-- Begin PROVIDED INFORMATION --
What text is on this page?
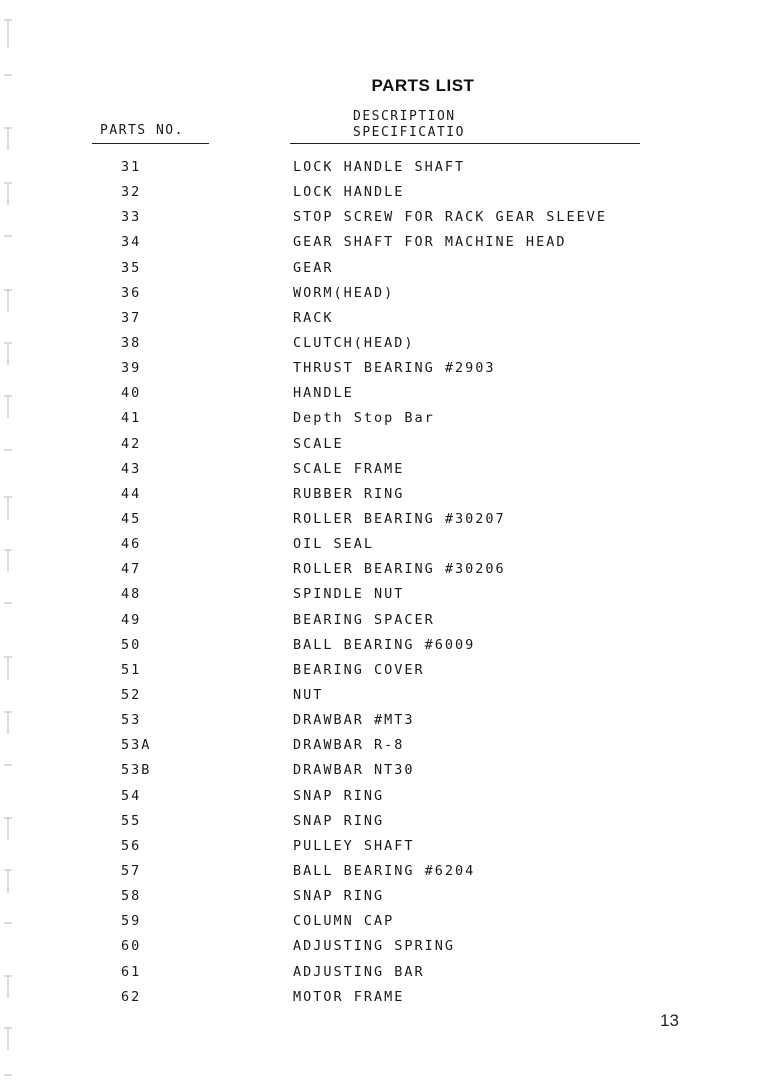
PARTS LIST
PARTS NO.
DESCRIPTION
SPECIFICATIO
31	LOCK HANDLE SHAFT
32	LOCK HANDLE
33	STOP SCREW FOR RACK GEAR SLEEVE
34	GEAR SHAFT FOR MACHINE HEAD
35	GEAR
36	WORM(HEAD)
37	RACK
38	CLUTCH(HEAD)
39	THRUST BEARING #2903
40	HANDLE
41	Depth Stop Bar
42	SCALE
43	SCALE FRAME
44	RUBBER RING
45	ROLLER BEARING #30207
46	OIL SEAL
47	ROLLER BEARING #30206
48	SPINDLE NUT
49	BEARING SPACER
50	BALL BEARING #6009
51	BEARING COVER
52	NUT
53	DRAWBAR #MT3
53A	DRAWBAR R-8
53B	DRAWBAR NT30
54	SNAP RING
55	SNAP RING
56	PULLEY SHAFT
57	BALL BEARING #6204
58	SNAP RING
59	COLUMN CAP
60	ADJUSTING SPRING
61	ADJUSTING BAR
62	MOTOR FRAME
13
-- End PROVIDED INFORMATION --
-- Begin PROVIDED INFORMATION --
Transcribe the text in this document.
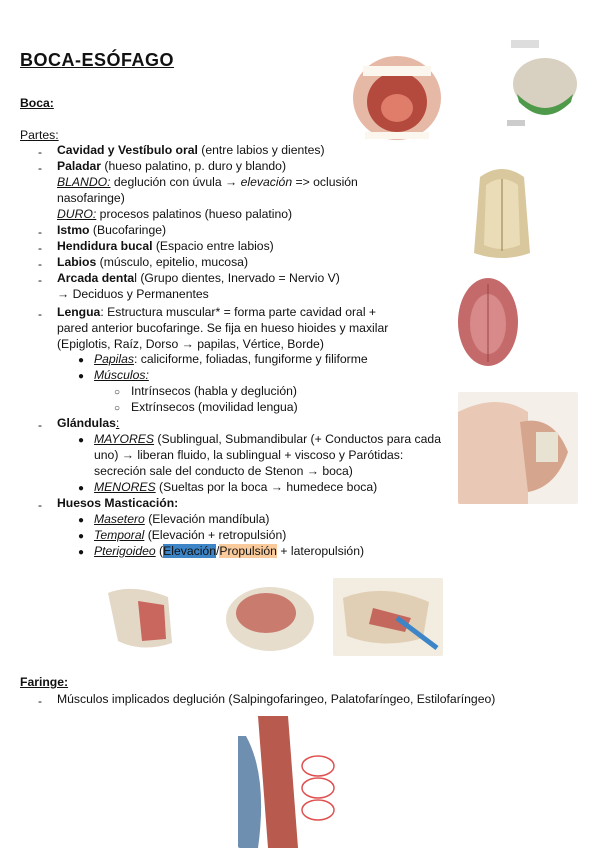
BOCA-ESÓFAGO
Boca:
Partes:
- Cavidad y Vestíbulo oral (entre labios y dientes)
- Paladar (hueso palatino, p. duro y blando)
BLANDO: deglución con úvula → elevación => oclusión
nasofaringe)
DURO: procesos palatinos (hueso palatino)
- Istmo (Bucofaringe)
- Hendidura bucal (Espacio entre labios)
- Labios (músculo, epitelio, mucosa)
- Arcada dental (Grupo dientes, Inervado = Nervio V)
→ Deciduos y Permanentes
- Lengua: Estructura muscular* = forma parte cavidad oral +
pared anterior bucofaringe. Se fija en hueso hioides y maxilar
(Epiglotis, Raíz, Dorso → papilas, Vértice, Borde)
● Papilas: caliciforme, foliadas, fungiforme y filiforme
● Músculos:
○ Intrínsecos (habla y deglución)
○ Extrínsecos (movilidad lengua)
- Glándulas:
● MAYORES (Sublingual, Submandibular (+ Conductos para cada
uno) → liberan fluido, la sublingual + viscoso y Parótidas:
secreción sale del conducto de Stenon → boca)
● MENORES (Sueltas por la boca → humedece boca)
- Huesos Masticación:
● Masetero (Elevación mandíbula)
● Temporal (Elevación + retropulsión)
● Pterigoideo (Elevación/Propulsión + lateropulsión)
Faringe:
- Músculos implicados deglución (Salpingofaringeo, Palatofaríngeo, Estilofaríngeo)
-- End PROVIDED INFORMATION --
### STATED PROBLEM
From the records above, pull out every line containing the word "palatino".

### TASK ANSWER
- Paladar (hueso palatino, p. duro y blando)
DURO: procesos palatinos (hueso palatino)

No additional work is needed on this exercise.